What to work on
Without including the pictures, copy out every line below.

Material for this exercise
_____

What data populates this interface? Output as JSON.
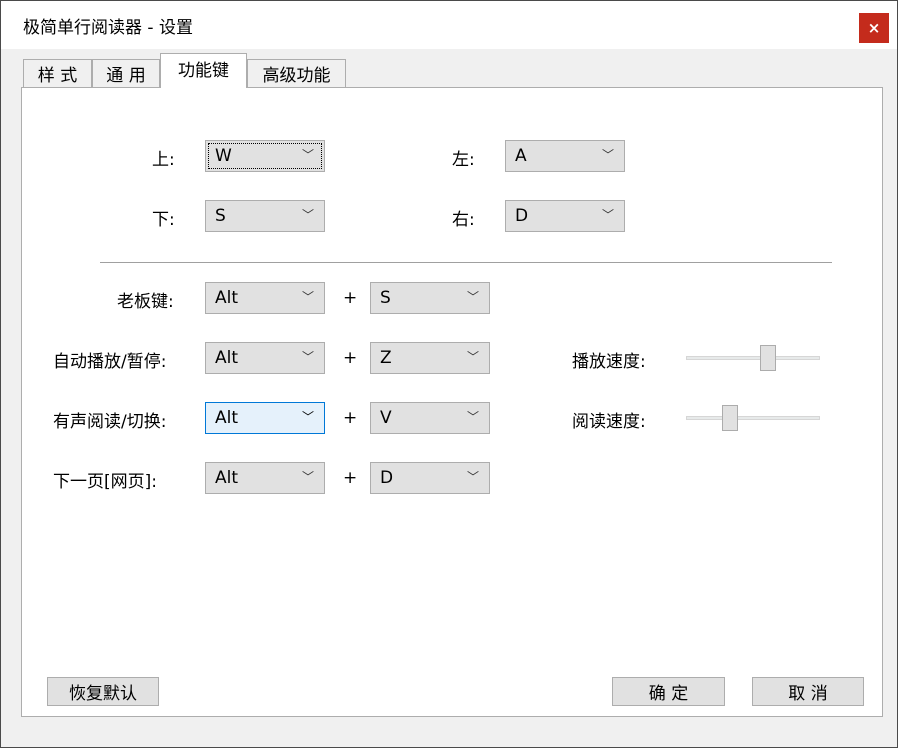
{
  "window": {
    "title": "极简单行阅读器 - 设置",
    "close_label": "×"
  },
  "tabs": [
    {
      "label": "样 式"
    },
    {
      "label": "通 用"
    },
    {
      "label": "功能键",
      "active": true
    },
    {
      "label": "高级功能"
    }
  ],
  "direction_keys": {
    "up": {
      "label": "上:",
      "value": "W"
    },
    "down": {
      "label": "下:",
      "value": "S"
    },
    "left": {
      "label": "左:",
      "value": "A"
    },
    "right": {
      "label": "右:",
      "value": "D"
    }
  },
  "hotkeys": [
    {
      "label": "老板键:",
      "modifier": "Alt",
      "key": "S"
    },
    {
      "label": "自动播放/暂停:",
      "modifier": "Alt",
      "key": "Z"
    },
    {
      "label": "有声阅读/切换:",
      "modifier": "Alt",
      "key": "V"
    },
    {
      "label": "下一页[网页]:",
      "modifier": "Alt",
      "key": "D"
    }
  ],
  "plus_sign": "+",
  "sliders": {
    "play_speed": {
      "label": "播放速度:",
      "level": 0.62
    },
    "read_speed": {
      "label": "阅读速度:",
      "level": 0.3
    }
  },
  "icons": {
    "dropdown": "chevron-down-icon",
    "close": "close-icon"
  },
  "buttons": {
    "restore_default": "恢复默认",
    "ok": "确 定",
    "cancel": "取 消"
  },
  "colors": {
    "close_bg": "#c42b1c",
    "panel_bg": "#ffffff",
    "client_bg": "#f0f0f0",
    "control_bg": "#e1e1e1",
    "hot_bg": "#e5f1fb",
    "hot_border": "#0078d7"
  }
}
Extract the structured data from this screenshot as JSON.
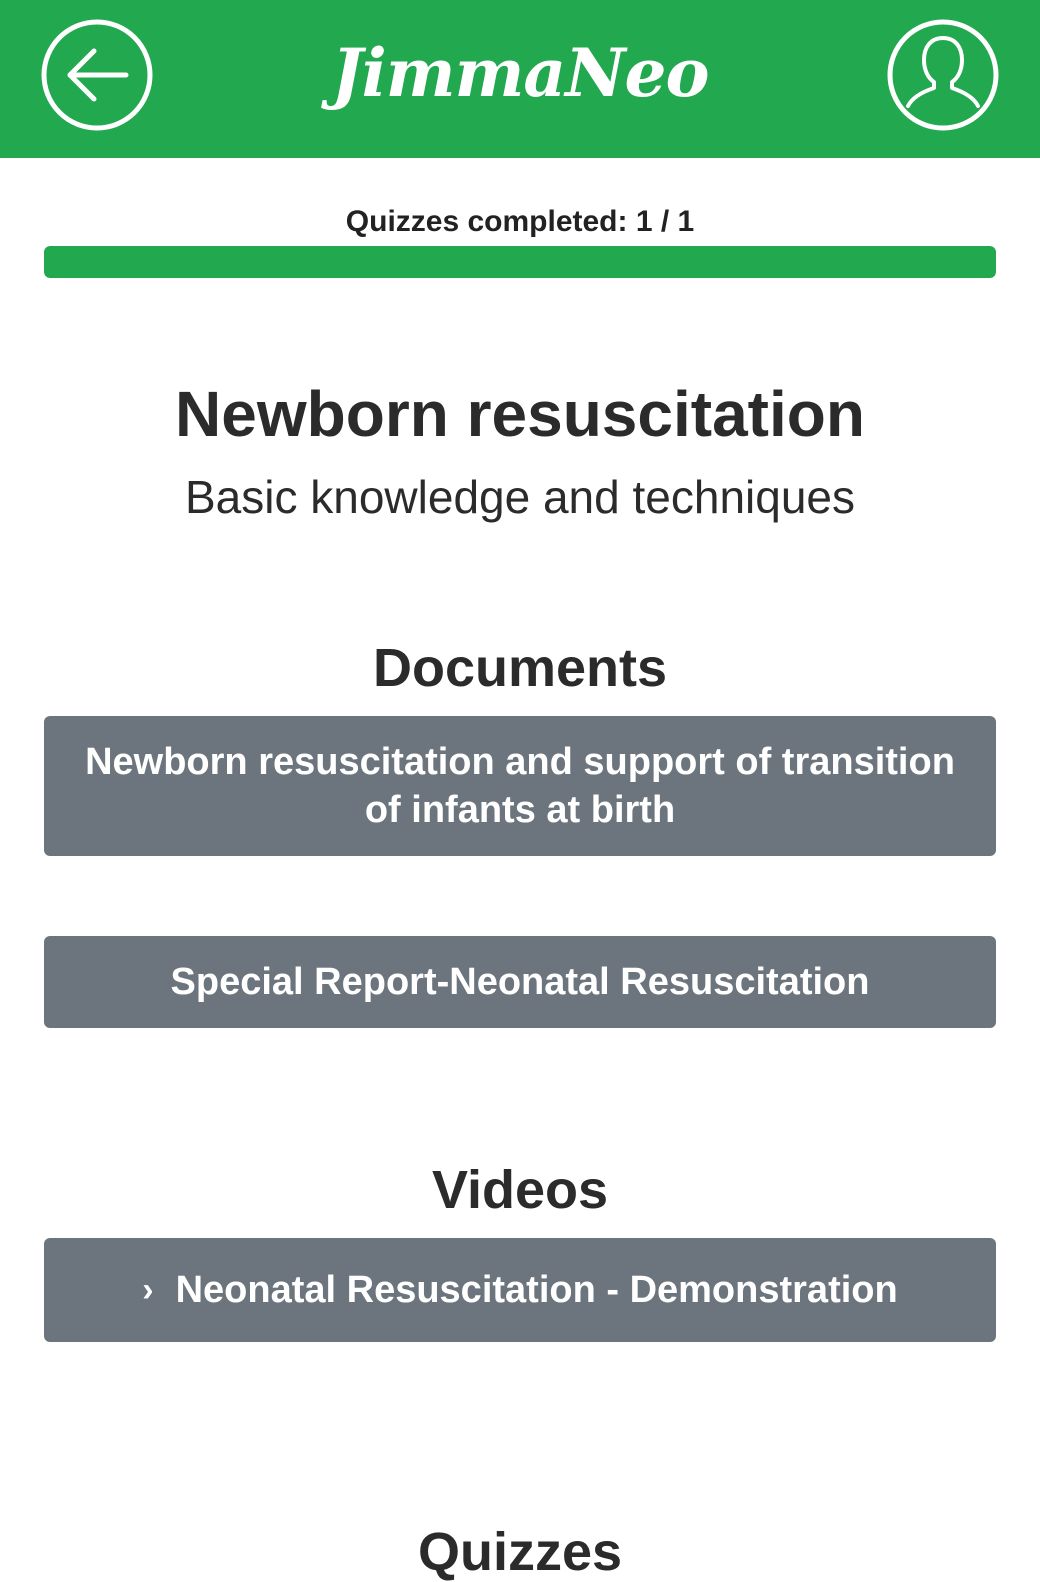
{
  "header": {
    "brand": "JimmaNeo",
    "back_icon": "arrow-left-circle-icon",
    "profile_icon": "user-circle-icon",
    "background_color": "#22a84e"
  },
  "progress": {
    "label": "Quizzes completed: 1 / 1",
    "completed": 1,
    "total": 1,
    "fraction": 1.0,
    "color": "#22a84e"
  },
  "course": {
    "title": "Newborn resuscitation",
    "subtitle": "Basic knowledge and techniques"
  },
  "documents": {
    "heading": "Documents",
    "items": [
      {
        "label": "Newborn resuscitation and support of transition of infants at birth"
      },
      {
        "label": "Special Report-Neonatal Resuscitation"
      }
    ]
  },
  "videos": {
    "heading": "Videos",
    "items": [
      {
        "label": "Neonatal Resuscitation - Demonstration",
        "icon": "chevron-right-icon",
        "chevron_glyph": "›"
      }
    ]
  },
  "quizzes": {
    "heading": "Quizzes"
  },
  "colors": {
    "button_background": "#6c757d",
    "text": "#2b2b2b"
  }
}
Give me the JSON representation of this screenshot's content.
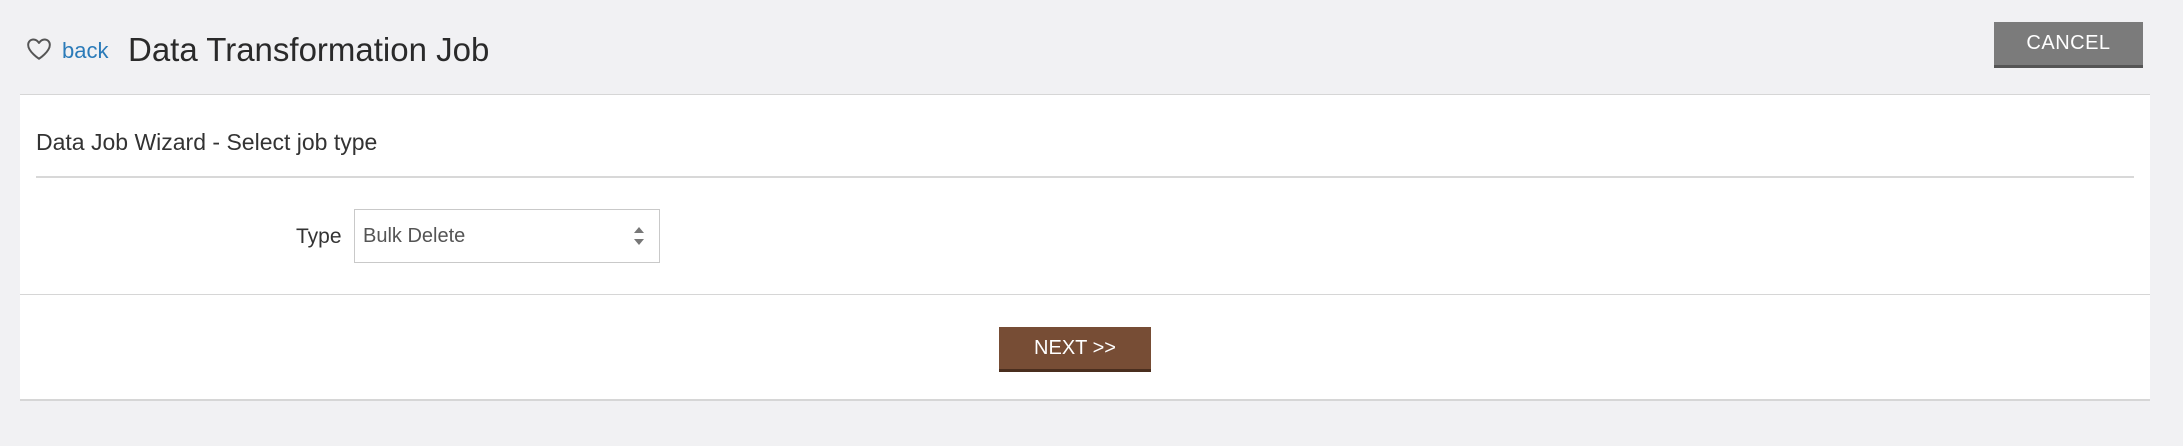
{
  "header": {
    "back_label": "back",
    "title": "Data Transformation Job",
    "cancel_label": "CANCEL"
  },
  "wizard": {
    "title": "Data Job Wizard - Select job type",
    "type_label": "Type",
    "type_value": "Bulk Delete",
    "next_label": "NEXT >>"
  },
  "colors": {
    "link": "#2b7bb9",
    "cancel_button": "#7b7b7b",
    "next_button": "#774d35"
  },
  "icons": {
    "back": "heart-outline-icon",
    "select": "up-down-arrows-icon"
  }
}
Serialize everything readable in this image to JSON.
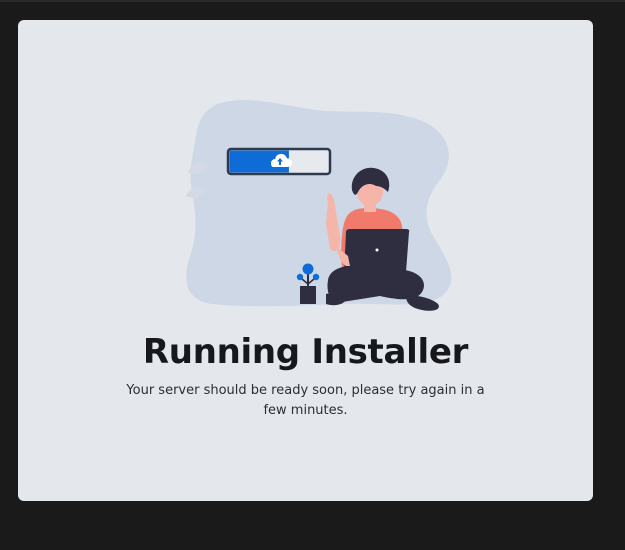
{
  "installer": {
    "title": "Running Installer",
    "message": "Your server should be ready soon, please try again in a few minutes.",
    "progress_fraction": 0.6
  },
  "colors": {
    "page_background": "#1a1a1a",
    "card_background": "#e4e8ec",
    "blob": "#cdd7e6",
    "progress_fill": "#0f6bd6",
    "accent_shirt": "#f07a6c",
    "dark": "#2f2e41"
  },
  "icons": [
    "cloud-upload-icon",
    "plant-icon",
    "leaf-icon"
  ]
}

_____

Full solution
What data populates this interface? Output as JSON.
{
  "window": {
    "title": "极简单行阅读器 - 设置",
    "close_label": "×"
  },
  "tabs": [
    {
      "label": "样 式"
    },
    {
      "label": "通 用"
    },
    {
      "label": "功能键",
      "active": true
    },
    {
      "label": "高级功能"
    }
  ],
  "direction_keys": {
    "up": {
      "label": "上:",
      "value": "W"
    },
    "down": {
      "label": "下:",
      "value": "S"
    },
    "left": {
      "label": "左:",
      "value": "A"
    },
    "right": {
      "label": "右:",
      "value": "D"
    }
  },
  "hotkeys": [
    {
      "label": "老板键:",
      "modifier": "Alt",
      "key": "S"
    },
    {
      "label": "自动播放/暂停:",
      "modifier": "Alt",
      "key": "Z"
    },
    {
      "label": "有声阅读/切换:",
      "modifier": "Alt",
      "key": "V"
    },
    {
      "label": "下一页[网页]:",
      "modifier": "Alt",
      "key": "D"
    }
  ],
  "plus_sign": "+",
  "sliders": {
    "play_speed": {
      "label": "播放速度:",
      "level": 0.62
    },
    "read_speed": {
      "label": "阅读速度:",
      "level": 0.3
    }
  },
  "icons": {
    "dropdown": "chevron-down-icon",
    "close": "close-icon"
  },
  "buttons": {
    "restore_default": "恢复默认",
    "ok": "确 定",
    "cancel": "取 消"
  },
  "colors": {
    "close_bg": "#c42b1c",
    "panel_bg": "#ffffff",
    "client_bg": "#f0f0f0",
    "control_bg": "#e1e1e1",
    "hot_bg": "#e5f1fb",
    "hot_border": "#0078d7"
  }
}
Extract the structured data from this screenshot as JSON.
{
  "header": {
    "brand": "JimmaNeo",
    "back_icon": "arrow-left-circle-icon",
    "profile_icon": "user-circle-icon",
    "background_color": "#22a84e"
  },
  "progress": {
    "label": "Quizzes completed: 1 / 1",
    "completed": 1,
    "total": 1,
    "fraction": 1.0,
    "color": "#22a84e"
  },
  "course": {
    "title": "Newborn resuscitation",
    "subtitle": "Basic knowledge and techniques"
  },
  "documents": {
    "heading": "Documents",
    "items": [
      {
        "label": "Newborn resuscitation and support of transition of infants at birth"
      },
      {
        "label": "Special Report-Neonatal Resuscitation"
      }
    ]
  },
  "videos": {
    "heading": "Videos",
    "items": [
      {
        "label": "Neonatal Resuscitation - Demonstration",
        "icon": "chevron-right-icon",
        "chevron_glyph": "›"
      }
    ]
  },
  "quizzes": {
    "heading": "Quizzes"
  },
  "colors": {
    "button_background": "#6c757d",
    "text": "#2b2b2b"
  }
}
Give me the JSON representation of this screenshot's content.
{
  "header": {
    "back_label": "back",
    "title": "Data Transformation Job",
    "cancel_label": "CANCEL"
  },
  "wizard": {
    "title": "Data Job Wizard - Select job type",
    "type_label": "Type",
    "type_value": "Bulk Delete",
    "next_label": "NEXT >>"
  },
  "colors": {
    "link": "#2b7bb9",
    "cancel_button": "#7b7b7b",
    "next_button": "#774d35"
  },
  "icons": {
    "back": "heart-outline-icon",
    "select": "up-down-arrows-icon"
  }
}
Serialize everything readable in this image to JSON.
{
  "installer": {
    "title": "Running Installer",
    "message": "Your server should be ready soon, please try again in a few minutes.",
    "progress_fraction": 0.6
  },
  "colors": {
    "page_background": "#1a1a1a",
    "card_background": "#e4e8ec",
    "blob": "#cdd7e6",
    "progress_fill": "#0f6bd6",
    "accent_shirt": "#f07a6c",
    "dark": "#2f2e41"
  },
  "icons": [
    "cloud-upload-icon",
    "plant-icon",
    "leaf-icon"
  ]
}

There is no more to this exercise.